Do this =>
Go through the listing below and list every line with "Kopfschmerzattacken".

----

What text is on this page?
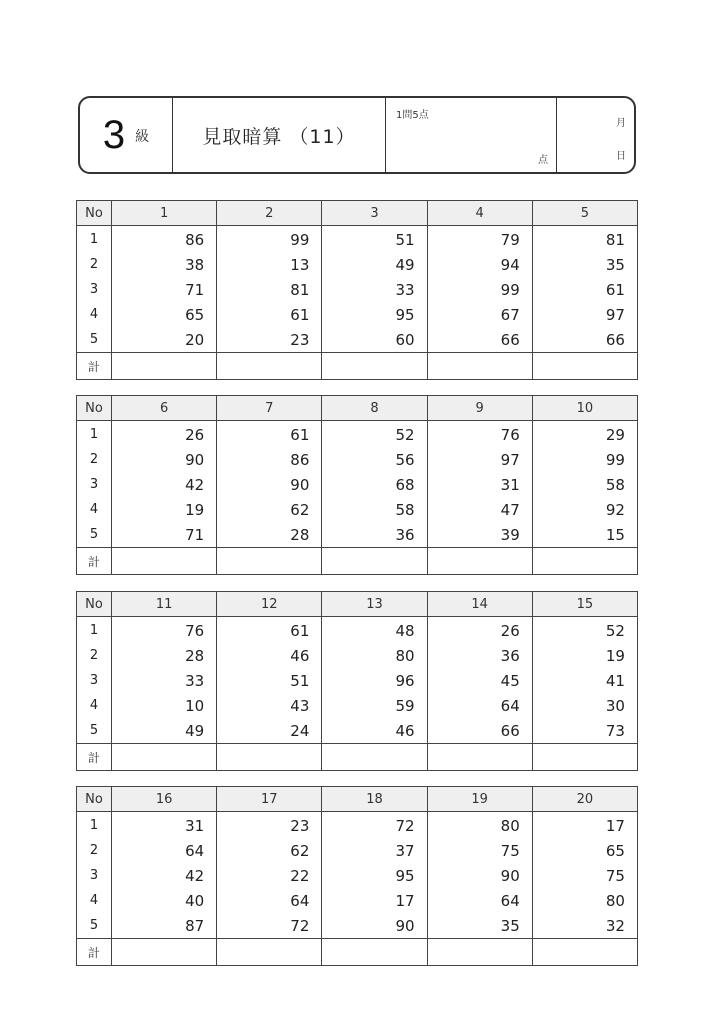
3 級	見取暗算 （11）
1問5点
点
月
日
No	1	2	3	4	5
1	86	99	51	79	81
2	38	13	49	94	35
3	71	81	33	99	61
4	65	61	95	67	97
5	20	23	60	66	66
計					
No	6	7	8	9	10
1	26	61	52	76	29
2	90	86	56	97	99
3	42	90	68	31	58
4	19	62	58	47	92
5	71	28	36	39	15
計					
No	11	12	13	14	15
1	76	61	48	26	52
2	28	46	80	36	19
3	33	51	96	45	41
4	10	43	59	64	30
5	49	24	46	66	73
計					
No	16	17	18	19	20
1	31	23	72	80	17
2	64	62	37	75	65
3	42	22	95	90	75
4	40	64	17	64	80
5	87	72	90	35	32
計					
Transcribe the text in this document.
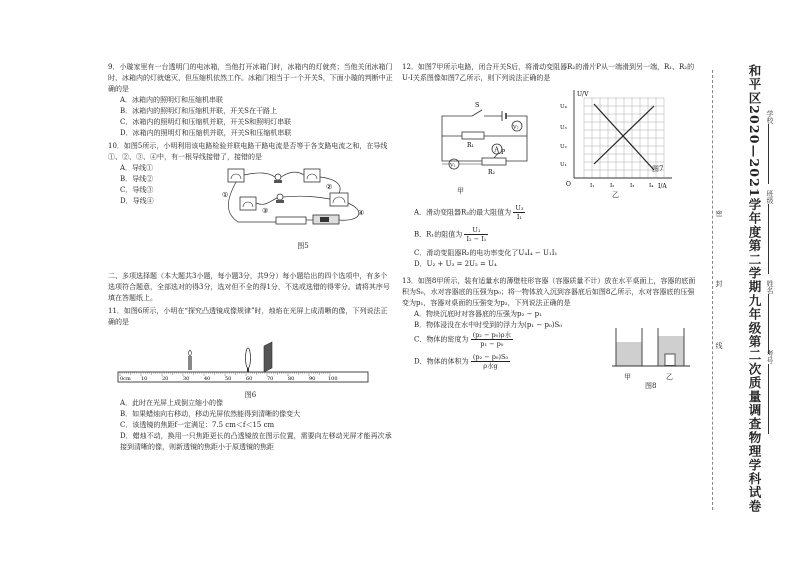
9．小璇家里有一台透明门的电冰箱，当他打开冰箱门时，冰箱内的灯就亮；当他关闭冰箱门时，冰箱内的灯就熄灭，但压缩机依然工作。冰箱门相当于一个开关S，下面小璇的判断中正确的是
A．冰箱内的照明灯和压缩机串联
B．冰箱内的照明灯和压缩机并联，开关S在干路上
C．冰箱内的照明灯和压缩机并联，开关S和照明灯串联
D．冰箱内的照明灯和压缩机并联，开关S和压缩机串联
10．如图5所示，小明利用该电路检验并联电路干路电流是否等于各支路电流之和，在导线①、②、③、④中，有一根导线接错了，接错的是
A．导线①
B．导线②
C．导线③
D．导线④
①
②
③	④
图5
二、多项选择题（本大题共3小题，每小题3分，共9分）每小题给出的四个选项中，有多个选项符合题意，全部选对的得3分，选对但不全的得1分，不选或选错的得零分。请将其序号填在答题纸上。
11．如图6所示，小明在“探究凸透镜成像规律”时，烛焰在光屏上成清晰的像，下列说法正确的是
0cm 10	20	30	40	50	60	70	80	90	100
图6
A．此时在光屏上成倒立缩小的像
B．如果蜡烛向右移动，移动光屏依然能得到清晰的像变大
C．该透镜的焦距f一定满足：7.5 cm＜f＜15 cm
D．蜡烛不动，换用一只焦距更长的凸透镜放在图示位置，需要向左移动光屏才能再次承接到清晰的像，则新透镜的焦距小于原透镜的焦距
12．如图7甲所示电路，闭合开关S后，将滑动变阻器R₂的滑片P从一端滑到另一端，R₁、R₂的U-I关系图像如图7乙所示，则下列说法正确的是
S
R₁
A
V₁
V₂
P
R₂
甲
U/V
I/A
O
U₁
U₂
U₃
U₄
I₁	I₂	I₃	I₄
乙
图7
A．滑动变阻器R₂的最大阻值为 $\frac{\text{U₃}}{\text{I₁}}$
B．R₁的阻值为 $\frac{\text{U₁}}{\text{I₂ − I₁}}$
C．滑动变阻器R₂的电功率变化了U₄I₄ − U₁I₁
D．U₂ + U₃ = 2U₂ = U₄
13．如图8甲所示，装有适量水的薄壁柱形容器（容器质量不计）放在水平桌面上，容器的底面积为S₀，水对容器底的压强为p₀；将一物体放入沉到容器底后如图8乙所示，水对容器底的压强变为p₁，容器对桌面的压强变为p₂，下列说法正确的是
A．物块沉底时对容器底的压强为p₂ − p₁
B．物体浸没在水中时受到的浮力为(p₁ − p₀)S₀
C．物体的密度为 $\frac{\text{(p₂ − p₀)ρ水}}{\text{p₁ − p₀}}$
D．物体的体积为 $\frac{\text{(p₂ − p₀)S₀}}{\text{ρ水g}}$
甲	乙
图8
密
封
线 和平区2020—2021学年度第二学期九年级第二次质量调查物理学科试卷 学校
班级
姓名
考号
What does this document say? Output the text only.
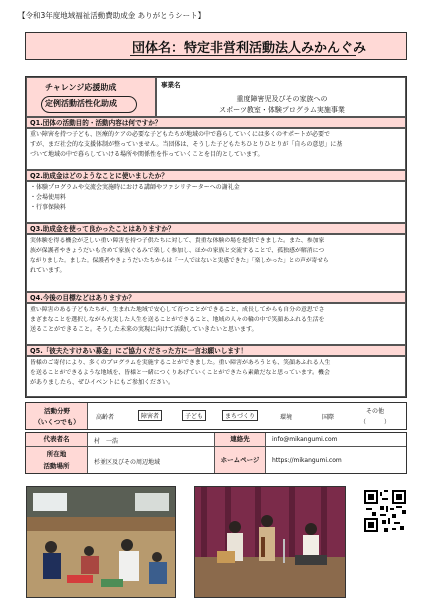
【令和3年度地域福祉活動費助成金 ありがとうシート】
団体名：特定非営利活動法人みかんぐみ
チャレンジ応援助成
定例活動活性化助成
事業名
重度障害児及びその家族への
スポーツ教室・体験プログラム実施事業
Q1.団体の活動目的・活動内容は何ですか？
重い障害を持つ子ども、医療的ケアの必要な子どもたちが地域の中で暮らしていくには多くのサポートが必要で
すが、まだ社会的な支援体制が整っていません。当団体は、そうした子どもたちひとりひとりが「自らの意思」に基
づいて地域の中で暮らしていける場所や関係性を作っていくことを目的としています。
Q2.助成金はどのようなことに使いましたか？
・体験プログラムや交流会実施時における講師やファシリテーターへの謝礼金
・会場使用料
・行事保険料
Q3.助成金を使って良かったことはありますか？
実体験を得る機会が乏しい重い障害を持つ子供たちに対して、貴重な体験の場を提供できました。また、参加家
族が保護者やきょうだいも含めて家族ぐるみで楽しく参加し、ほかの家族と交流することで、孤独感が解消につ
ながりました。ました。保護者やきょうだいたちからは「一人ではないと実感できた」「楽しかった」との声が寄せら
れています。
Q4.今後の目標などはありますか？
重い障害のある子どもたちが、生まれた地域で安心して育つことができること、成長してからも自分の意思でさ
まざまなことを選択しながら充実した人生を送ることができること、地域の人々の輪の中で笑顔あふれる生活を
送ることができること。そうした未来の実現に向けて活動していきたいと思います。
Q5.「彼夫たすけあい募金」にご協力くださった方に一言お願いします！
皆様のご寄付により、多くのプログラムを実施することができました。重い障害があろうとも、笑顔あふれる人生
を送ることができるような地域を、皆様と一緒につくりあげていくことができたら素敵だなと思っています。機会
がありましたら、ぜひイベントにもご参加ください。
活動分野
（いくつでも）
高齢者	障害者	子ども	まちづくり	環境	国際
その他
（　　　）
代表者名	村　一浩	連絡先	info@mikangumi.com
所在地
活動場所	杉並区及びその周辺地域	ホームページ	https://mikangumi.com
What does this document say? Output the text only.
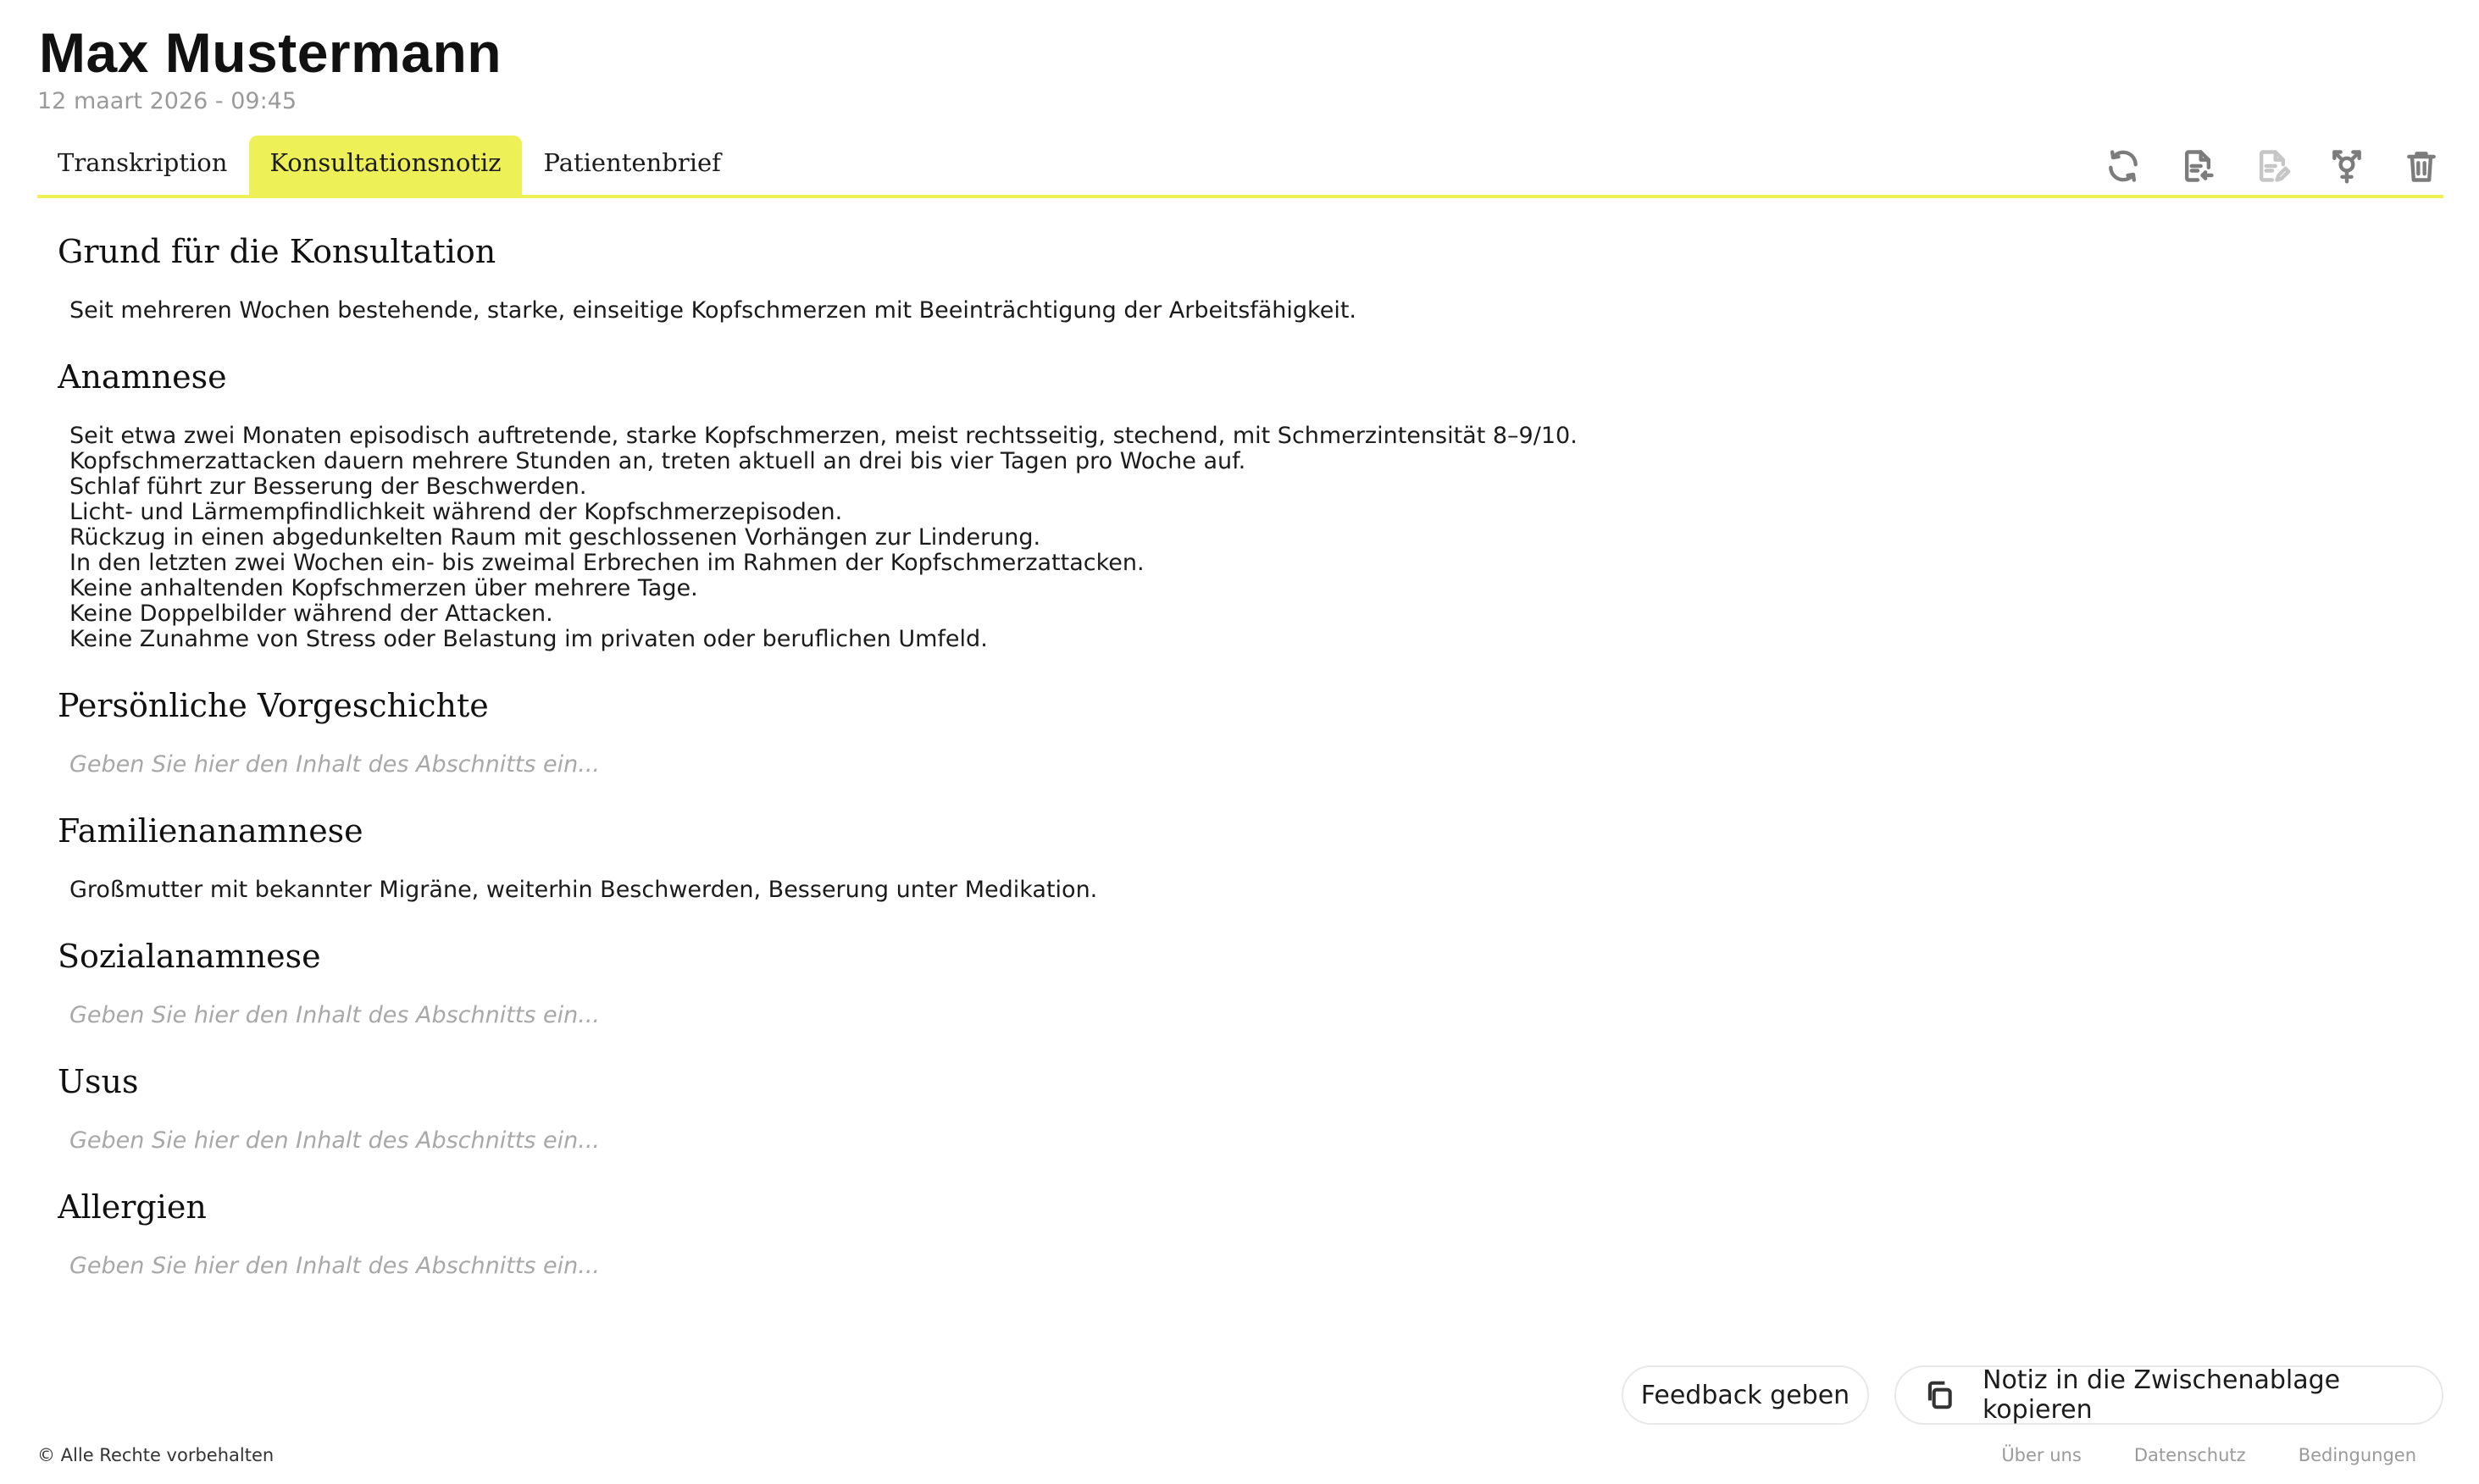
Max Mustermann
12 maart 2026 - 09:45
Transkription	Konsultationsnotiz	Patientenbrief
Grund für die Konsultation
Seit mehreren Wochen bestehende, starke, einseitige Kopfschmerzen mit Beeinträchtigung der Arbeitsfähigkeit.
Anamnese
Seit etwa zwei Monaten episodisch auftretende, starke Kopfschmerzen, meist rechtsseitig, stechend, mit Schmerzintensität 8–9/10.
Kopfschmerzattacken dauern mehrere Stunden an, treten aktuell an drei bis vier Tagen pro Woche auf.
Schlaf führt zur Besserung der Beschwerden.
Licht- und Lärmempfindlichkeit während der Kopfschmerzepisoden.
Rückzug in einen abgedunkelten Raum mit geschlossenen Vorhängen zur Linderung.
In den letzten zwei Wochen ein- bis zweimal Erbrechen im Rahmen der Kopfschmerzattacken.
Keine anhaltenden Kopfschmerzen über mehrere Tage.
Keine Doppelbilder während der Attacken.
Keine Zunahme von Stress oder Belastung im privaten oder beruflichen Umfeld.
Persönliche Vorgeschichte
Geben Sie hier den Inhalt des Abschnitts ein...
Familienanamnese
Großmutter mit bekannter Migräne, weiterhin Beschwerden, Besserung unter Medikation.
Sozialanamnese
Geben Sie hier den Inhalt des Abschnitts ein...
Usus
Geben Sie hier den Inhalt des Abschnitts ein...
Allergien
Geben Sie hier den Inhalt des Abschnitts ein...
Feedback geben	Notiz in die Zwischenablage kopieren
© Alle Rechte vorbehalten	Über uns	Datenschutz	Bedingungen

----

Problem solution =>
Kopfschmerzattacken dauern mehrere Stunden an, treten aktuell an drei bis vier Tagen pro Woche auf.
In den letzten zwei Wochen ein- bis zweimal Erbrechen im Rahmen der Kopfschmerzattacken.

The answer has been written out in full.